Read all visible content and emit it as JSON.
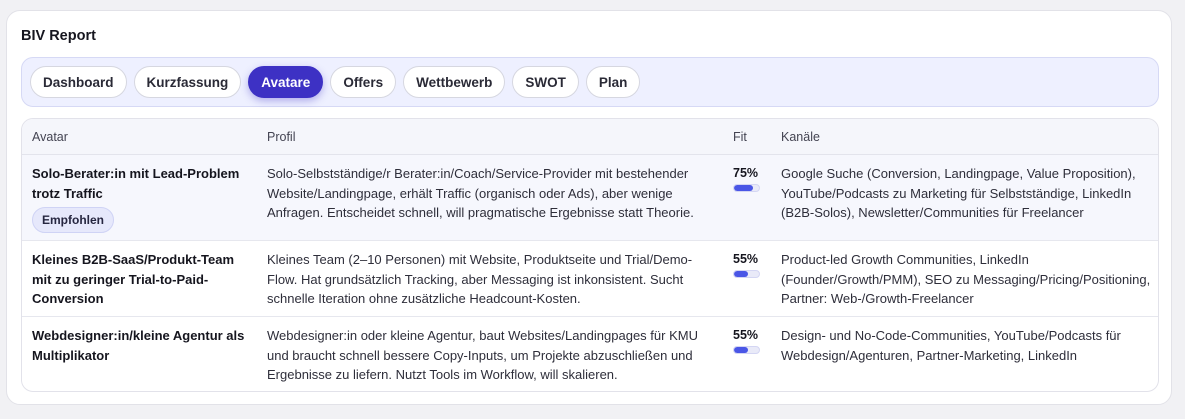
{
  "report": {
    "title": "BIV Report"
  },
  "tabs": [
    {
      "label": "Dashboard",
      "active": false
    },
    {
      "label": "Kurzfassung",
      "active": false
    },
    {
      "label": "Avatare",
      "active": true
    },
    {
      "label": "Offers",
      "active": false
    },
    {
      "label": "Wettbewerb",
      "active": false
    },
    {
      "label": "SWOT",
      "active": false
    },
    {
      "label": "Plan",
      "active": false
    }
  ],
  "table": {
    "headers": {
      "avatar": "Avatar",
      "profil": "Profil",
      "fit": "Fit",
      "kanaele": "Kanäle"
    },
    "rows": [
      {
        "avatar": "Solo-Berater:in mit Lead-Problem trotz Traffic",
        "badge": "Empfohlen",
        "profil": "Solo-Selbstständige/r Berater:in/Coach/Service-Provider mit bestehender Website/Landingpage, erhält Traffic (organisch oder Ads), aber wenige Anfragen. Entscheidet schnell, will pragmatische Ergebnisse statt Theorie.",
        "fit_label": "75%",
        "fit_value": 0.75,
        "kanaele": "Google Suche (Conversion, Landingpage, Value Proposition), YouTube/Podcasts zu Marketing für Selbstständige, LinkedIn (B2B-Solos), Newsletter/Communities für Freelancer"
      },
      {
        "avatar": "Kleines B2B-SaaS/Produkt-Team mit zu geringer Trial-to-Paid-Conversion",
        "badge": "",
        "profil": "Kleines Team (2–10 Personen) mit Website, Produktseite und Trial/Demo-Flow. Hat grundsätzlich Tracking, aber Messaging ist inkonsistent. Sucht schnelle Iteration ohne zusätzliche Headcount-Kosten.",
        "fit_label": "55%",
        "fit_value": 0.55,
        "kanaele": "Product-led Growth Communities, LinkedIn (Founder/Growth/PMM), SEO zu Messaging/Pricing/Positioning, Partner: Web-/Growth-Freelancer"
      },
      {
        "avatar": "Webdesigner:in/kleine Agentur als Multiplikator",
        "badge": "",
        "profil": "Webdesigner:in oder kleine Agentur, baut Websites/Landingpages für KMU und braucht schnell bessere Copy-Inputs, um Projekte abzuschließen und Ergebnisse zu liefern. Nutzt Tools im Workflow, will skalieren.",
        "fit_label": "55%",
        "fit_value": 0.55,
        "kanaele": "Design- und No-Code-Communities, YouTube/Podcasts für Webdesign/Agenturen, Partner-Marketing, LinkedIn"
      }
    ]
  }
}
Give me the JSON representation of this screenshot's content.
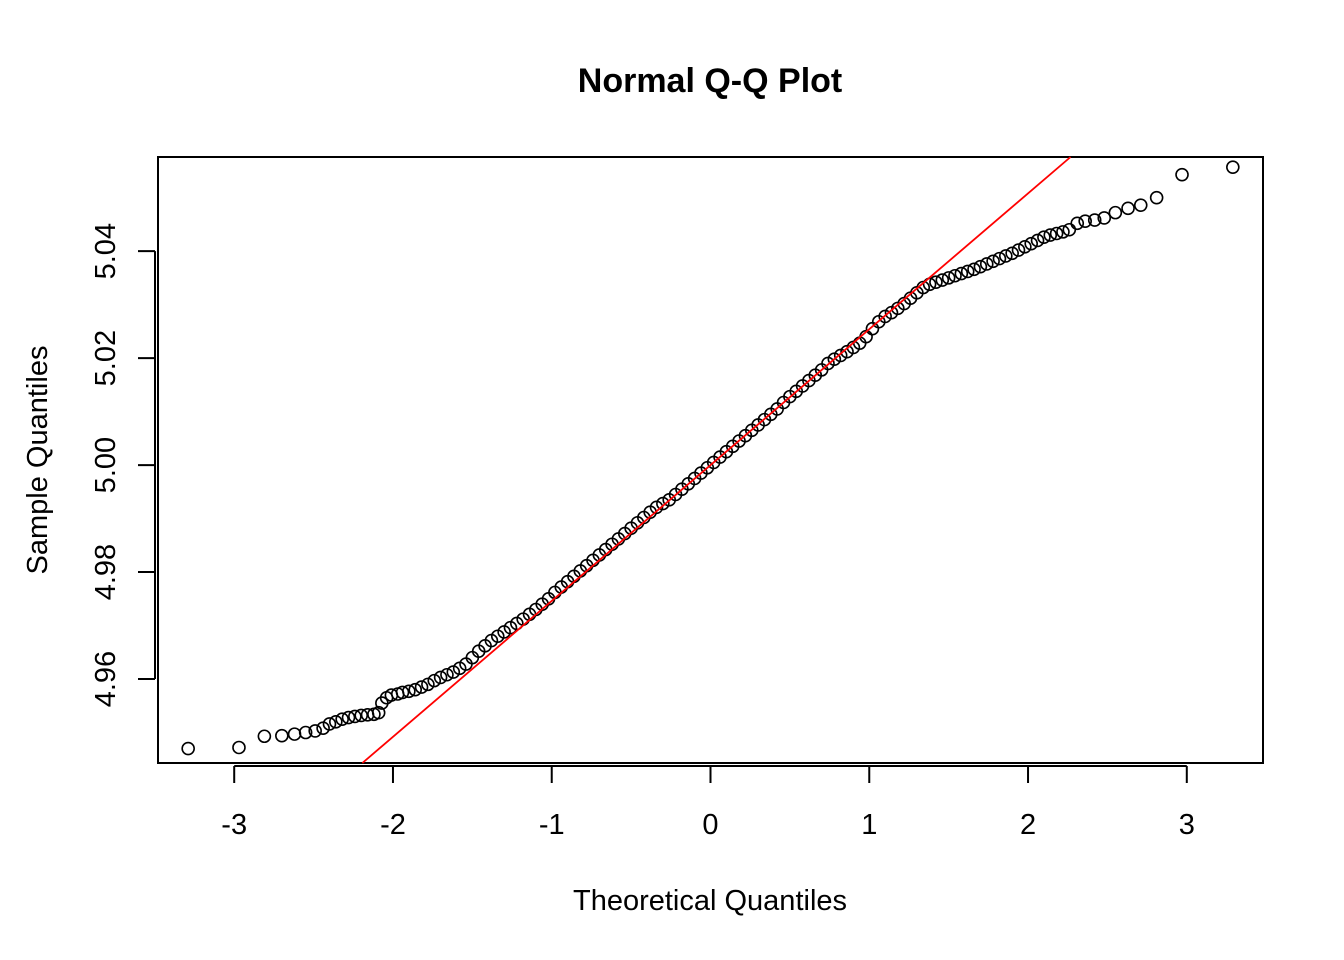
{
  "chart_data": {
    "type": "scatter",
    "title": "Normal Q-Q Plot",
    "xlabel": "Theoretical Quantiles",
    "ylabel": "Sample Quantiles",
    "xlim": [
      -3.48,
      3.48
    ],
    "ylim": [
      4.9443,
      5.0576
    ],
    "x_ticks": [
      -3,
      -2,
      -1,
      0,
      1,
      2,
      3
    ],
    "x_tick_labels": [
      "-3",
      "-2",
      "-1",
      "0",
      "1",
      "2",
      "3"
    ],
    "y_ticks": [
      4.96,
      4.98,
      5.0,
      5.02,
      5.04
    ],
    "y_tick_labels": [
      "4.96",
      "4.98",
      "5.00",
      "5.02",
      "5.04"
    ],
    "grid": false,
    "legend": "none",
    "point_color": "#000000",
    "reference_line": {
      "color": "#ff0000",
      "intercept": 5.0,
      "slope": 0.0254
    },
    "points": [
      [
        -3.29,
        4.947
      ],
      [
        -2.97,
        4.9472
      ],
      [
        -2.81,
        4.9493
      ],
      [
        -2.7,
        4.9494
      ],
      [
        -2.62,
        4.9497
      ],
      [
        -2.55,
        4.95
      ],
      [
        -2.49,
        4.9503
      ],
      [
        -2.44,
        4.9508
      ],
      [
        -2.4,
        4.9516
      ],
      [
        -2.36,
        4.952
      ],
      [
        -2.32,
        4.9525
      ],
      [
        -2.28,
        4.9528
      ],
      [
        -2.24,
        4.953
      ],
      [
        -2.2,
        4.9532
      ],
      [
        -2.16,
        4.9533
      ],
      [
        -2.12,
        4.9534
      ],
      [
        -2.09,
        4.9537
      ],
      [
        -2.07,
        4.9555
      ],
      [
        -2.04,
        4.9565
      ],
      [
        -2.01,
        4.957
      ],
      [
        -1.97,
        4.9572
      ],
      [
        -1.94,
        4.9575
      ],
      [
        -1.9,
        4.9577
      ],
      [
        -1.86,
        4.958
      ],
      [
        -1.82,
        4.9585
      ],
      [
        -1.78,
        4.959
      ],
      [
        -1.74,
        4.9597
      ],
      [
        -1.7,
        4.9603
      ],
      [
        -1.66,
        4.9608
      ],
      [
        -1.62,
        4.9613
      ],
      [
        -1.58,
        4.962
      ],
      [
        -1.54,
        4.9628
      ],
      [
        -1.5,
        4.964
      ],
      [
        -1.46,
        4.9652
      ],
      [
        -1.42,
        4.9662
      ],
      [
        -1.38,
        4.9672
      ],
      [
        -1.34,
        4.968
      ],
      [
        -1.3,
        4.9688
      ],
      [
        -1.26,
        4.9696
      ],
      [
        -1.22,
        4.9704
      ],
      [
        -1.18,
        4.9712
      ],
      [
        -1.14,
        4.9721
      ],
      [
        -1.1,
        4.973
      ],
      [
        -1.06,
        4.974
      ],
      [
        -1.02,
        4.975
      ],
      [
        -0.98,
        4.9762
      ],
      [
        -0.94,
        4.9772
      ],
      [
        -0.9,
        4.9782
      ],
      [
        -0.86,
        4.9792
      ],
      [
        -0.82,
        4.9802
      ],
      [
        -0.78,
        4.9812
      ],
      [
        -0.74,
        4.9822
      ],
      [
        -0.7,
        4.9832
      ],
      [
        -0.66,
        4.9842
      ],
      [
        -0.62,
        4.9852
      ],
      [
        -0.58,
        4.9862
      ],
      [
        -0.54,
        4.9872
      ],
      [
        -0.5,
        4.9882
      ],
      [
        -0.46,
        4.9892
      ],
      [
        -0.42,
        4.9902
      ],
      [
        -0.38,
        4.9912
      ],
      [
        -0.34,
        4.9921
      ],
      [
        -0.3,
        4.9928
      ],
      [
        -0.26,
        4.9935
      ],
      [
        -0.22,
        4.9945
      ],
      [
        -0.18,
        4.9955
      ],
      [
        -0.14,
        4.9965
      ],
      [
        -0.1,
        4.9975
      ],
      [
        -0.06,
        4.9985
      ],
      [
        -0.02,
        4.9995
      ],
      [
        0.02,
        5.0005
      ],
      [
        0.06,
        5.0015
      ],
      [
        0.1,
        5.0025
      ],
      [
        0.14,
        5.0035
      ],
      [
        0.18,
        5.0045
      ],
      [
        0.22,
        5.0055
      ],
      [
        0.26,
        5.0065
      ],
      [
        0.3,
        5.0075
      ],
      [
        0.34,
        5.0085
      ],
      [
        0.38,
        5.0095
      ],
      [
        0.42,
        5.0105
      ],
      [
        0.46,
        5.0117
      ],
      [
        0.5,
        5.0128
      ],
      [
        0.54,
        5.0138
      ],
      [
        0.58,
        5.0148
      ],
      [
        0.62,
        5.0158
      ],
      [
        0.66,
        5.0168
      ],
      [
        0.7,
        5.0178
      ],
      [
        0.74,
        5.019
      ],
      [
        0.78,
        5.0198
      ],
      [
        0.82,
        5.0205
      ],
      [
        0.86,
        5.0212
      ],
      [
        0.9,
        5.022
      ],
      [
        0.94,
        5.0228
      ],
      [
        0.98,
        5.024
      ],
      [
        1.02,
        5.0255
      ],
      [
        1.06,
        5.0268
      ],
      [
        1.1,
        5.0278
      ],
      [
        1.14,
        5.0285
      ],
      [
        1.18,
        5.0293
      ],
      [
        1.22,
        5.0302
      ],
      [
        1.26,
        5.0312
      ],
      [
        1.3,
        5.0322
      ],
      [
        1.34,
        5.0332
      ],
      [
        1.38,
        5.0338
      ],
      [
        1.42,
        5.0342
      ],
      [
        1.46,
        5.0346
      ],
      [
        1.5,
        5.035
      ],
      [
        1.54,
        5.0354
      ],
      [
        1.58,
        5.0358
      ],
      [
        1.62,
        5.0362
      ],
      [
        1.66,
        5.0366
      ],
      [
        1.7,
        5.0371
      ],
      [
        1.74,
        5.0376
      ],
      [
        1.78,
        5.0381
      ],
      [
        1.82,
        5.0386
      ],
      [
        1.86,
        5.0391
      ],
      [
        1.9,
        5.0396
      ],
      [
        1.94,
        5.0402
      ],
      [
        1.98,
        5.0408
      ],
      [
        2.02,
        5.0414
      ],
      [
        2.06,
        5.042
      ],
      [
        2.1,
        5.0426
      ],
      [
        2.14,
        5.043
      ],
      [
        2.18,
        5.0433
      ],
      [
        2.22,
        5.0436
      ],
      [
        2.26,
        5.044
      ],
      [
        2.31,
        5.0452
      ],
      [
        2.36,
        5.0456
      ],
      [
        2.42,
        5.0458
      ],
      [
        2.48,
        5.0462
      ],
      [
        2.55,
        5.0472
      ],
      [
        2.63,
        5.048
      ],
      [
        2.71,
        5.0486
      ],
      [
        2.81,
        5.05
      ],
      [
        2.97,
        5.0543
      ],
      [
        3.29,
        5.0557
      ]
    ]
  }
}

####################

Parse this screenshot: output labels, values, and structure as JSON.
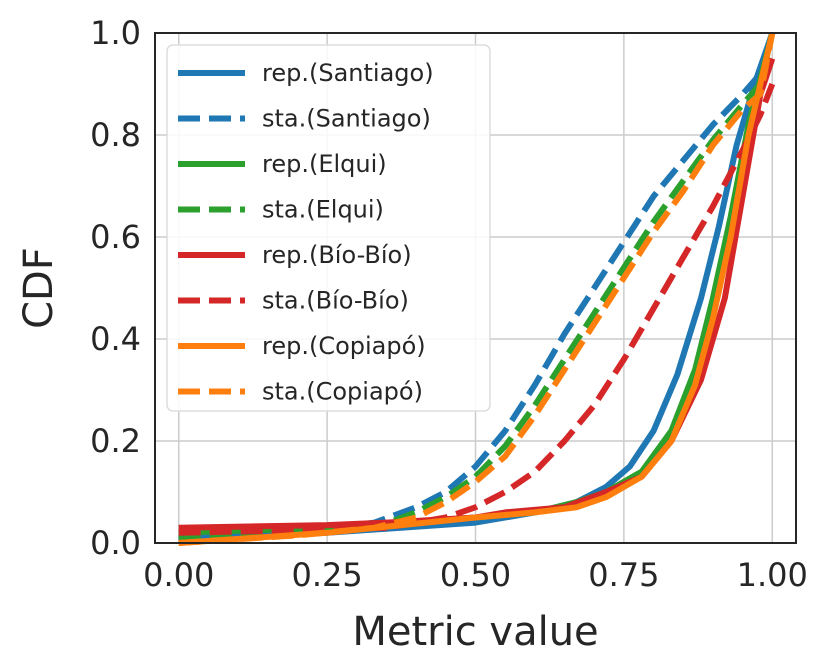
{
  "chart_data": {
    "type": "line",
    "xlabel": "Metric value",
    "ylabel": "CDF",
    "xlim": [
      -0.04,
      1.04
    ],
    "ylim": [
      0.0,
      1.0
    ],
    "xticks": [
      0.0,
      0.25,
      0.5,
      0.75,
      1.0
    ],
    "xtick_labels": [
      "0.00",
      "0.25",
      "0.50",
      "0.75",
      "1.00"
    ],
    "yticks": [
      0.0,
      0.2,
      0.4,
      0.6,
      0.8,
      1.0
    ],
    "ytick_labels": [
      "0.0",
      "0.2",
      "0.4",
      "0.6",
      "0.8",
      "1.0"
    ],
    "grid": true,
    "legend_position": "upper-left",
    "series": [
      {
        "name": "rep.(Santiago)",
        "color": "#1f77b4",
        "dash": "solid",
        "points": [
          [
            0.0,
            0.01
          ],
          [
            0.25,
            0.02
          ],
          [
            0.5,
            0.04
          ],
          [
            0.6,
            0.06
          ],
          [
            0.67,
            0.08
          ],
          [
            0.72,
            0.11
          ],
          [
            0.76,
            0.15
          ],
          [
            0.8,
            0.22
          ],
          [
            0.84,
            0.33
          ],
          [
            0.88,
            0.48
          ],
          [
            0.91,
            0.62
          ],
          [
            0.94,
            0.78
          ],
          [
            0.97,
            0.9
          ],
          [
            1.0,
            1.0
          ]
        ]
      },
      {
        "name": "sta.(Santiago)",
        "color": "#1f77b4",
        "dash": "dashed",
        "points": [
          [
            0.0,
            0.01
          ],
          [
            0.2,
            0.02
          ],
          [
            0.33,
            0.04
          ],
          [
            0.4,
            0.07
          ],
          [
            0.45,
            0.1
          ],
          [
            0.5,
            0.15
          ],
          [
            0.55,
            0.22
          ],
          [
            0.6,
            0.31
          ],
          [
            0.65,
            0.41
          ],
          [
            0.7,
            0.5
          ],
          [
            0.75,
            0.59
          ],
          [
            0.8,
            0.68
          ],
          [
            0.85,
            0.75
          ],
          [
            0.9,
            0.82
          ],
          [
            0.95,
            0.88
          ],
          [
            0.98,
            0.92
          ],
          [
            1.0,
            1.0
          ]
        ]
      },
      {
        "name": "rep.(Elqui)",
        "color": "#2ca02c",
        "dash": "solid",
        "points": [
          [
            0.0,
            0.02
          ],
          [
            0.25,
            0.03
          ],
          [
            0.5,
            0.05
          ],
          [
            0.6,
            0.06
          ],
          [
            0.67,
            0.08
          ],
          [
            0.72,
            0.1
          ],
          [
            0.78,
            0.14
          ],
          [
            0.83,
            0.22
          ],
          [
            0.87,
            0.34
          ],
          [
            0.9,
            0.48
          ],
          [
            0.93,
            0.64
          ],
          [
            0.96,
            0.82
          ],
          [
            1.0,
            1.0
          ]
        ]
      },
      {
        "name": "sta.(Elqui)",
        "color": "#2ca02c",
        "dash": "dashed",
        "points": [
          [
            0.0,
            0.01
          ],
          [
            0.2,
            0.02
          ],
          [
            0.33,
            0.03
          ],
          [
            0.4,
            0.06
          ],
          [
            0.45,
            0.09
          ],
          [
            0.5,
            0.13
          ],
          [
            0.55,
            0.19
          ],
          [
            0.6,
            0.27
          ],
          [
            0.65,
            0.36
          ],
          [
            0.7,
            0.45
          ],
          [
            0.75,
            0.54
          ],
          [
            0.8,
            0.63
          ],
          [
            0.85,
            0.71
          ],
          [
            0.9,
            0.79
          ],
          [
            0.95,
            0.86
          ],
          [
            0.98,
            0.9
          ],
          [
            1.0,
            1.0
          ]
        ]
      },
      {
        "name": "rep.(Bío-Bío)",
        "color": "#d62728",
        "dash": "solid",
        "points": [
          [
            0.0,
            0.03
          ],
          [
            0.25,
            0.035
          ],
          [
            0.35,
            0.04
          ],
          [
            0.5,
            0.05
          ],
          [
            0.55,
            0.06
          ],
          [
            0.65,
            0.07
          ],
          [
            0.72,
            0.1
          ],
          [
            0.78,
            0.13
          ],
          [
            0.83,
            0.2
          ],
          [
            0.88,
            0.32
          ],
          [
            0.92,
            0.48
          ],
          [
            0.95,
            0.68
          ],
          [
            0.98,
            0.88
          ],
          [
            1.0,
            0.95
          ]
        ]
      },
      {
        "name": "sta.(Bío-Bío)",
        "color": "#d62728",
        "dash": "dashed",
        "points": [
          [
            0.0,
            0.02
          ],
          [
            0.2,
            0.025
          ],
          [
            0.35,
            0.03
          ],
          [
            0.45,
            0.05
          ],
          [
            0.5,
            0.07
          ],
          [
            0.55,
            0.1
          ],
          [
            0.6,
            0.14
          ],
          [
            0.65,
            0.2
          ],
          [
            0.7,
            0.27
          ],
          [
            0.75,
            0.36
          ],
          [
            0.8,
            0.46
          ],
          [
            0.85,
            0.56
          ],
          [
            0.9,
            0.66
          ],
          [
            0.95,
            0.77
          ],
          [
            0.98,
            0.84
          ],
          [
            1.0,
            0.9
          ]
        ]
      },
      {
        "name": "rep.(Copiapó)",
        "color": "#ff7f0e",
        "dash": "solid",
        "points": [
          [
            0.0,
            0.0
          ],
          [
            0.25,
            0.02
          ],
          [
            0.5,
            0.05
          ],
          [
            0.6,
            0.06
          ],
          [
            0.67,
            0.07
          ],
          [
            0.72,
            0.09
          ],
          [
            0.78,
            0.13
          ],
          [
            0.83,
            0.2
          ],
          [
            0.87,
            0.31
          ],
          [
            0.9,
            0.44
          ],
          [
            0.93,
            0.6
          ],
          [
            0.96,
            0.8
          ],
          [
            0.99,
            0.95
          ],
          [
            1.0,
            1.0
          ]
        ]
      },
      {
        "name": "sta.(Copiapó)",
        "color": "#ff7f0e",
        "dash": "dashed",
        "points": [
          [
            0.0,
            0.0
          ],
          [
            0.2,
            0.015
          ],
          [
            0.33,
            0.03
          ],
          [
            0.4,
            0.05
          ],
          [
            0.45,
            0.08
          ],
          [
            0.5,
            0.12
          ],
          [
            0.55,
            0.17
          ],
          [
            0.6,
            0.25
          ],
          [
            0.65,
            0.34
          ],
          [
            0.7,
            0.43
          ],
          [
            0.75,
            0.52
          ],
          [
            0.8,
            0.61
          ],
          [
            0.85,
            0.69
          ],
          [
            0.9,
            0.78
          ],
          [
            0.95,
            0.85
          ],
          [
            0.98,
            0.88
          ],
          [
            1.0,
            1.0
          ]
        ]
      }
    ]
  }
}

####################

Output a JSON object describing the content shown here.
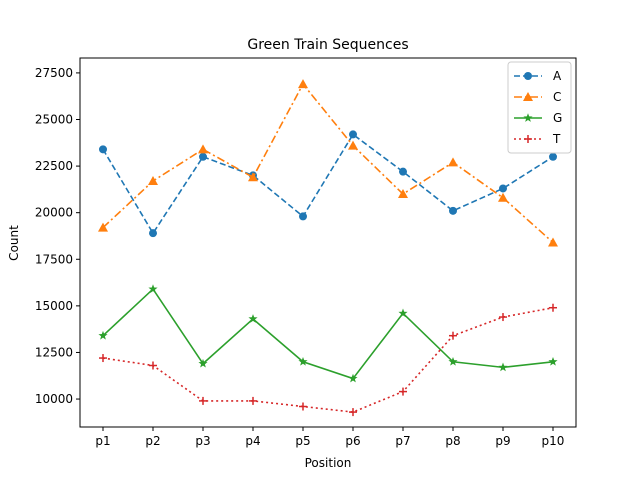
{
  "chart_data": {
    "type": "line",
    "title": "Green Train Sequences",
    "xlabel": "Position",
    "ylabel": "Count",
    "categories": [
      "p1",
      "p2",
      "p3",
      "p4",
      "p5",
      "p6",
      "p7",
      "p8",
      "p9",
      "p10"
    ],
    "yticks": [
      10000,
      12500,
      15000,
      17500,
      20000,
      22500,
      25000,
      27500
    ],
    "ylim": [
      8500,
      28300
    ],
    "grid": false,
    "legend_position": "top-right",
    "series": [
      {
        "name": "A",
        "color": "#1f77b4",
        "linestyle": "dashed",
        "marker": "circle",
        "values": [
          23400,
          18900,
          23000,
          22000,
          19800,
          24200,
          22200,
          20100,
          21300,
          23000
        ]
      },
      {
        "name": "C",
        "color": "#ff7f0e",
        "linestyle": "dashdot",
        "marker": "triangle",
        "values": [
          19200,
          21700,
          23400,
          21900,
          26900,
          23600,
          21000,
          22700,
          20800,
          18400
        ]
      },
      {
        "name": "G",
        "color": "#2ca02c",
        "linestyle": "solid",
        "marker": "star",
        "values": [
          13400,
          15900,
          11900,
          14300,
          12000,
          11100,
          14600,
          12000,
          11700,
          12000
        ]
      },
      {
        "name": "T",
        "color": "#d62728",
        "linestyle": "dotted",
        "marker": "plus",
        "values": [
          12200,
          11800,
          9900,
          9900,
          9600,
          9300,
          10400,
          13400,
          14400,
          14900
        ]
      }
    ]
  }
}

####################

- _GIVEN TASK_
From the data, collect all lines where the string "Communities" appears.

- _SOLUTION FOR THIS TASK_
        "kanaele": "Google Suche (Conversion, Landingpage, Value Proposition), YouTube/Podcasts zu Marketing für Selbstständige, LinkedIn (B2B-Solos), Newsletter/Communities für Freelancer"
        "kanaele": "Product-led Growth Communities, LinkedIn (Founder/Growth/PMM), SEO zu Messaging/Pricing/Positioning, Partner: Web-/Growth-Freelancer"
        "kanaele": "Design- und No-Code-Communities, YouTube/Podcasts für Webdesign/Agenturen, Partner-Marketing, LinkedIn"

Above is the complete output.